Puigdemont pactua com republicanos da ERC voltar a presidência da Catalunha

Barcelona (Espanha), 10 jan (EFE).- O ex-presidente da Catalunha, Carles Puigdemont, chegou a um acordo com o ERC, um dos partidos independentistas do Parlamento regional, para tentar novamente assumir a chefia do governo catalão.

O acordo aconteceu na noite de terça-feira, em uma reunião celebrada entre Marta Rovira, dirigente da Esquerda Republicana da Catalunha (ERC), e o próprio Puigdemont, em nome da coalizão Juntos pela Catalunha (JxCat), informaram nesta quarta, fontes dos dois grupos de soberania.

O encontro ocorreu em Bruxelas (Bélgica), onde Puigdemont está foragido da Justiça da Espanha, que o investiga por vários supostos crimes relacionados com o processo de independência da Catalunha.

Por este motivo, estas forças políticas estudarão a possibilidade de investir-lo a distância, de forma delegada ou "telemática" se não está presente, algo que se opõem os partidos que defendem a unidade espanhola.

A intenção de Puigdemont é retornar para a Espanha - onde tem um mandado de prisão contra ele - uma vez já tenha sido investido.

O acordo também é para formar uma maioria de deputados pró-independência na Mesa (órgão governante) do próximo Parlamento regional, que será constituído no dia 17, após as eleições regionais do último dia 21 de dezembro. O presidente da câmara legislativa regional seria da ERC.

Nessas eleições, JxCat obteve 34 deputados, entre eles Puigdemont, e ERC conseguiu 32, dois da maioria absoluta (68); o outro partido independentista, a Candidatura de Unidade Popular (CUP) conseguiram quatro cadeiras.

O JxCat delineia uma posse "telemática", que se poderia fazer via Skype, ou delegar outro deputado presente no pleno a leitura do discurso de Puigdemont como candidato a presidente regional da Catalunha.

Neste contexto, fontes da ERC afirmaram à Agência Efe que estudarão com seus serviços jurídicos a viabilidade destas propostas.

Enquanto isso, o ex-vice-presidente catalão e líder da ERC, Oriol Junqueras, e o ex-conselheiro regional de Interior, também deputados eleitos, permanecem em prisão preventiva sem fiança na Espanha na causa judicial que investiga todo antigo governo independentista catalão.

● **PRATIQUE**:
Liste os partidos e coalizões independentistas citados na notícia, cada um com o número de deputados obtidos nas eleições de 21 de dezembro.

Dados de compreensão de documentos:
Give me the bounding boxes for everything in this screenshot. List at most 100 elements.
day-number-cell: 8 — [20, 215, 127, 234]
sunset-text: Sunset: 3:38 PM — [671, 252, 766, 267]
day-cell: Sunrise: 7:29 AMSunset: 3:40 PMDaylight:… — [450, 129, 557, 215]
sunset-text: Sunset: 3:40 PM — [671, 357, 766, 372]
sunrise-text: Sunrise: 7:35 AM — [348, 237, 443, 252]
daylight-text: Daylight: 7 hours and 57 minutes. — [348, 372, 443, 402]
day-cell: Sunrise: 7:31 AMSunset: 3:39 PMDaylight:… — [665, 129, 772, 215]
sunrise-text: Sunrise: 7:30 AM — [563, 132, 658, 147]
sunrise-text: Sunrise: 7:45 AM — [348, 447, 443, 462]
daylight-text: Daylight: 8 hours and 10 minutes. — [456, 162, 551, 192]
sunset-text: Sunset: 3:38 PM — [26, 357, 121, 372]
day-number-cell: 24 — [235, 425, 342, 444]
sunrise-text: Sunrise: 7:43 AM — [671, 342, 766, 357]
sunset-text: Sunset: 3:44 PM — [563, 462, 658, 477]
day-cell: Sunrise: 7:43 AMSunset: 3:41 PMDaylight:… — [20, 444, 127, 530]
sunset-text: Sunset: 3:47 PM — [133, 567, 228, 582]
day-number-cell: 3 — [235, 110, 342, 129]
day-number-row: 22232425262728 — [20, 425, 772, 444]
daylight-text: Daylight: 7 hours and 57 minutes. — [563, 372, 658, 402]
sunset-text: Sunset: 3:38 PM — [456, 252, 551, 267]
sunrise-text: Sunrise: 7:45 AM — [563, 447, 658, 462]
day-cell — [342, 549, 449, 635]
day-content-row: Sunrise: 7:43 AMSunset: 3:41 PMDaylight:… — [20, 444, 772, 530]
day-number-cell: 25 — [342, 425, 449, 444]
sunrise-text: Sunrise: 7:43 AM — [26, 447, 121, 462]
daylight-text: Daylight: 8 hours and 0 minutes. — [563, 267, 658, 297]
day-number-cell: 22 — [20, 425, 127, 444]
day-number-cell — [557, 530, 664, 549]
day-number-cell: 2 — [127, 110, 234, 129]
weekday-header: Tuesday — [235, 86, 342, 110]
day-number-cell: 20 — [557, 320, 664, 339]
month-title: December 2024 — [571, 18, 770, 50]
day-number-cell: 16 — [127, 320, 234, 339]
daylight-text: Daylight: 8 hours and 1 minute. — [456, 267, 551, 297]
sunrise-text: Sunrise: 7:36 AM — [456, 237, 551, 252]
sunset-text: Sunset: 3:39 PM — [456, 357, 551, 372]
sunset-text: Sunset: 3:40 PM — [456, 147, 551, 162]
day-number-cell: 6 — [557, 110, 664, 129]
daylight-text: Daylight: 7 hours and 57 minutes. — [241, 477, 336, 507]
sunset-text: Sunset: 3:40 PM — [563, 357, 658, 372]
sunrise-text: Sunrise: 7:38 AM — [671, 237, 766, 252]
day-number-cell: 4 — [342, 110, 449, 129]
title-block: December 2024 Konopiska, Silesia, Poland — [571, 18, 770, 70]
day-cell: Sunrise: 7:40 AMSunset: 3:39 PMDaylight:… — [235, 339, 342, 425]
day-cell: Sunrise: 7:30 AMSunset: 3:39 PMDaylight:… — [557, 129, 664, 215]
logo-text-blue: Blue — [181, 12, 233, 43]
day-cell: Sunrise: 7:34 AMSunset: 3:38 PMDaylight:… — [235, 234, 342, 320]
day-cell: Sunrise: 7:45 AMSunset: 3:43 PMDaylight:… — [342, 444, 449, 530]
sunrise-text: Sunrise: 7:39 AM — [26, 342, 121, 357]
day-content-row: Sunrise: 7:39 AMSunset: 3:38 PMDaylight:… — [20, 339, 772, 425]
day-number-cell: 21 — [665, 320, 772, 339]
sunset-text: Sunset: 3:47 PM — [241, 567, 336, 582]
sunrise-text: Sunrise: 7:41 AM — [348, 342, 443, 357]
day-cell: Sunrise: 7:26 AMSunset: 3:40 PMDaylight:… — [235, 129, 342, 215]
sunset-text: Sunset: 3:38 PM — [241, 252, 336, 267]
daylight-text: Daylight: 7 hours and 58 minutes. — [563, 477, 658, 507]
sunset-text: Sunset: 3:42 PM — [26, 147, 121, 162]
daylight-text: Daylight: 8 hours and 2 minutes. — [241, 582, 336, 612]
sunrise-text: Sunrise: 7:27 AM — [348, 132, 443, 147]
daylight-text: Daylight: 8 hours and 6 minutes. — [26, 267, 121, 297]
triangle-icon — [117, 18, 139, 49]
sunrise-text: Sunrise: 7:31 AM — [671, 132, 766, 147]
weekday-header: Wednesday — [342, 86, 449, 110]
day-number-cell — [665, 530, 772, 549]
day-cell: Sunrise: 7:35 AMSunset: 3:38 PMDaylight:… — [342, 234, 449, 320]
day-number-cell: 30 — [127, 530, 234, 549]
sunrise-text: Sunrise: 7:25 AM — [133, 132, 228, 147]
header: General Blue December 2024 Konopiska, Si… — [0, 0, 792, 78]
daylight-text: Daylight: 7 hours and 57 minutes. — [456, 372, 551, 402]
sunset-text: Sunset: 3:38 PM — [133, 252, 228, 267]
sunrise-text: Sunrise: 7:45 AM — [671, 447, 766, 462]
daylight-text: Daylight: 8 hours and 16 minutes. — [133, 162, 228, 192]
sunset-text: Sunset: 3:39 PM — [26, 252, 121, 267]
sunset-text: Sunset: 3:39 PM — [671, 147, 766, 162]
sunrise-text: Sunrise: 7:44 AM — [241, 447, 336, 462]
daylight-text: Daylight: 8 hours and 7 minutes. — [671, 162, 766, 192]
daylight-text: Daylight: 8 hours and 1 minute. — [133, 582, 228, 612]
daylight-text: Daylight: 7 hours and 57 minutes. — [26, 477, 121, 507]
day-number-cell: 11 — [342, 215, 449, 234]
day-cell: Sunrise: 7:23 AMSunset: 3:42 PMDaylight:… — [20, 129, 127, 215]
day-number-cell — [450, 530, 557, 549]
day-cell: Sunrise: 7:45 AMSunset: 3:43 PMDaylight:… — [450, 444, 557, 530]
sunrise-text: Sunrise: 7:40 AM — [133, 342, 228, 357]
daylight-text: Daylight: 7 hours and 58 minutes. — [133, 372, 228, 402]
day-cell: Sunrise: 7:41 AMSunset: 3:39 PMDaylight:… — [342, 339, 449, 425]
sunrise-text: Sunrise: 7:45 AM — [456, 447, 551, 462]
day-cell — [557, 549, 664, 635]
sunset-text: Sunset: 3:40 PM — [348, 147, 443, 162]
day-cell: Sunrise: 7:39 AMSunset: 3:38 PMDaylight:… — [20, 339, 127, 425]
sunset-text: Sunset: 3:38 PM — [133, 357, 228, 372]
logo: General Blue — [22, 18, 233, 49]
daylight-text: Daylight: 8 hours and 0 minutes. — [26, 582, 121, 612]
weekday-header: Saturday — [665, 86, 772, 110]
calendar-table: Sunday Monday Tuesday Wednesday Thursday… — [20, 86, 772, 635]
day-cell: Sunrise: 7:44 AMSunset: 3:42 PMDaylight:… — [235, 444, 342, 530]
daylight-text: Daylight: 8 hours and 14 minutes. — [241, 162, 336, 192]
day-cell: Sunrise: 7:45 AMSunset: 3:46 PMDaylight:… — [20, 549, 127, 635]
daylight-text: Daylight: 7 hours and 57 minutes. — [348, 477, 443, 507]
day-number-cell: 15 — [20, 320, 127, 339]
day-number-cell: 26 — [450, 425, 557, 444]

● **RESPOSTA DO EXERCÍCIO**:
- Juntos pela Catalunha (JxCat): 34 deputados
- Esquerda Republicana da Catalunha (ERC): 32 deputados
- Candidatura de Unidade Popular (CUP): quatro cadeiras